Stored items from a collection
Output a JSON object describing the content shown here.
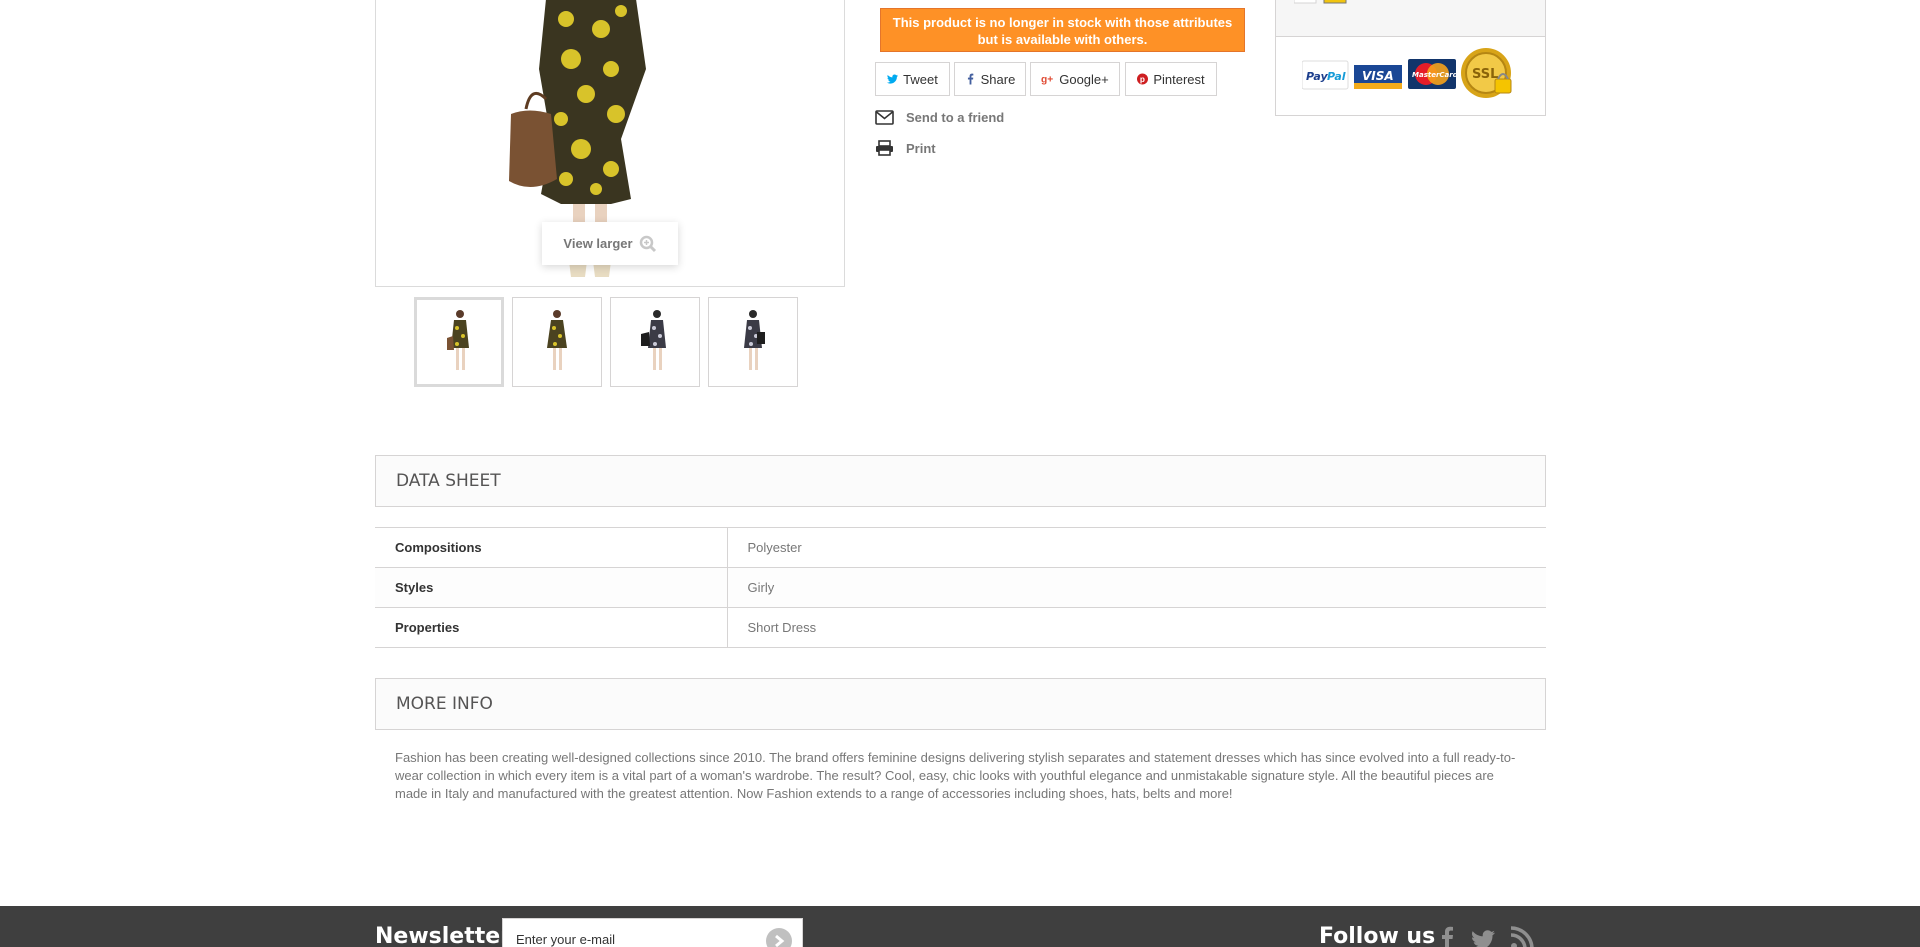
{
  "product": {
    "view_larger_label": "View larger",
    "stock_alert_line1": "This product is no longer in stock with those attributes",
    "stock_alert_line2": "but is available with others.",
    "share": {
      "tweet": "Tweet",
      "share": "Share",
      "google": "Google+",
      "pinterest": "Pinterest"
    },
    "send_to_friend": "Send to a friend",
    "print": "Print",
    "thumbnails": [
      "yellow-dress-front",
      "yellow-dress-side",
      "print-dress-bag",
      "print-dress-front"
    ]
  },
  "payment_logos": [
    "PayPal",
    "VISA",
    "MasterCard",
    "SSL"
  ],
  "data_sheet": {
    "title": "DATA SHEET",
    "rows": [
      {
        "key": "Compositions",
        "value": "Polyester"
      },
      {
        "key": "Styles",
        "value": "Girly"
      },
      {
        "key": "Properties",
        "value": "Short Dress"
      }
    ]
  },
  "more_info": {
    "title": "MORE INFO",
    "text": "Fashion has been creating well-designed collections since 2010. The brand offers feminine designs delivering stylish separates and statement dresses which has since evolved into a full ready-to-wear collection in which every item is a vital part of a woman's wardrobe. The result? Cool, easy, chic looks with youthful elegance and unmistakable signature style. All the beautiful pieces are made in Italy and manufactured with the greatest attention. Now Fashion extends to a range of accessories including shoes, hats, belts and more!"
  },
  "footer": {
    "newsletter_title": "Newsletter",
    "newsletter_placeholder": "Enter your e-mail",
    "follow_title": "Follow us",
    "social_icons": [
      "facebook-icon",
      "twitter-icon",
      "rss-icon"
    ]
  },
  "colors": {
    "stock_alert_bg": "#fe9126",
    "footer_bg": "#3f3f3f",
    "border": "#d6d4d4"
  }
}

#### [DIRECTIONS]
Find how many lines of the listing include the string "yellow" and give that number, nothing else.

#### [REPLY TO THE EXERCISE]
2